__EXERCISE PROMPT__. Reproduce everything from the first row down to the row containing "gear-icon xyxy=(161,310,201,350)", inclusive, swapping "document-icon" for "file-icon" and leaving all else unchanged.

Start MATERIAL PROVIDED

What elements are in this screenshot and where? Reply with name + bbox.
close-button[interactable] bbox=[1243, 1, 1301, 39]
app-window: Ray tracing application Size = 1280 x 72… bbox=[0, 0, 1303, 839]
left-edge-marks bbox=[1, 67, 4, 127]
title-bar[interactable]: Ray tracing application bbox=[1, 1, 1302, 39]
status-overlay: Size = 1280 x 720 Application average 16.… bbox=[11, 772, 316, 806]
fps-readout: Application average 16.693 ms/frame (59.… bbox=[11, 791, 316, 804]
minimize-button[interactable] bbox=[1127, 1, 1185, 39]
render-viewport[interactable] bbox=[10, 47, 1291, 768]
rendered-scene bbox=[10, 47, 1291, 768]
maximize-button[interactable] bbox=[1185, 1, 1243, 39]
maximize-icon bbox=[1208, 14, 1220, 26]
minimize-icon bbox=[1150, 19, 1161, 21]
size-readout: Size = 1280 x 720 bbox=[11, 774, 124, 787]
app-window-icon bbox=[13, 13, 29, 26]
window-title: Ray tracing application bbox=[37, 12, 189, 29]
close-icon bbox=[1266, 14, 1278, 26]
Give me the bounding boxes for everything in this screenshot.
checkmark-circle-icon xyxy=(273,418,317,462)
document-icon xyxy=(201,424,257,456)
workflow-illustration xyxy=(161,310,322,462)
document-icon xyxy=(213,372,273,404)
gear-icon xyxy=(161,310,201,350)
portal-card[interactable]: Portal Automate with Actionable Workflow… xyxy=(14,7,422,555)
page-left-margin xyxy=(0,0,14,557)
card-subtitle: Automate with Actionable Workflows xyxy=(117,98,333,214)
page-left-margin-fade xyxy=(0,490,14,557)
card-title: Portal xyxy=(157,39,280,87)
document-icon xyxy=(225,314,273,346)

End MATERIAL PROVIDED

__COMPLETE OUTPUT__.
What elements are in this screenshot and where? Reply with name + bbox.
close-button[interactable] bbox=[1243, 1, 1301, 39]
app-window: Ray tracing application Size = 1280 x 72… bbox=[0, 0, 1303, 839]
left-edge-marks bbox=[1, 67, 4, 127]
title-bar[interactable]: Ray tracing application bbox=[1, 1, 1302, 39]
status-overlay: Size = 1280 x 720 Application average 16.… bbox=[11, 772, 316, 806]
fps-readout: Application average 16.693 ms/frame (59.… bbox=[11, 791, 316, 804]
minimize-button[interactable] bbox=[1127, 1, 1185, 39]
render-viewport[interactable] bbox=[10, 47, 1291, 768]
rendered-scene bbox=[10, 47, 1291, 768]
maximize-button[interactable] bbox=[1185, 1, 1243, 39]
maximize-icon bbox=[1208, 14, 1220, 26]
minimize-icon bbox=[1150, 19, 1161, 21]
size-readout: Size = 1280 x 720 bbox=[11, 774, 124, 787]
app-window-icon bbox=[13, 13, 29, 26]
window-title: Ray tracing application bbox=[37, 12, 189, 29]
close-icon bbox=[1266, 14, 1278, 26]
Give me the bounding boxes for everything in this screenshot.
checkmark-circle-icon xyxy=(273,418,317,462)
file-icon xyxy=(201,424,257,456)
workflow-illustration xyxy=(161,310,322,462)
file-icon xyxy=(213,372,273,404)
gear-icon xyxy=(161,310,201,350)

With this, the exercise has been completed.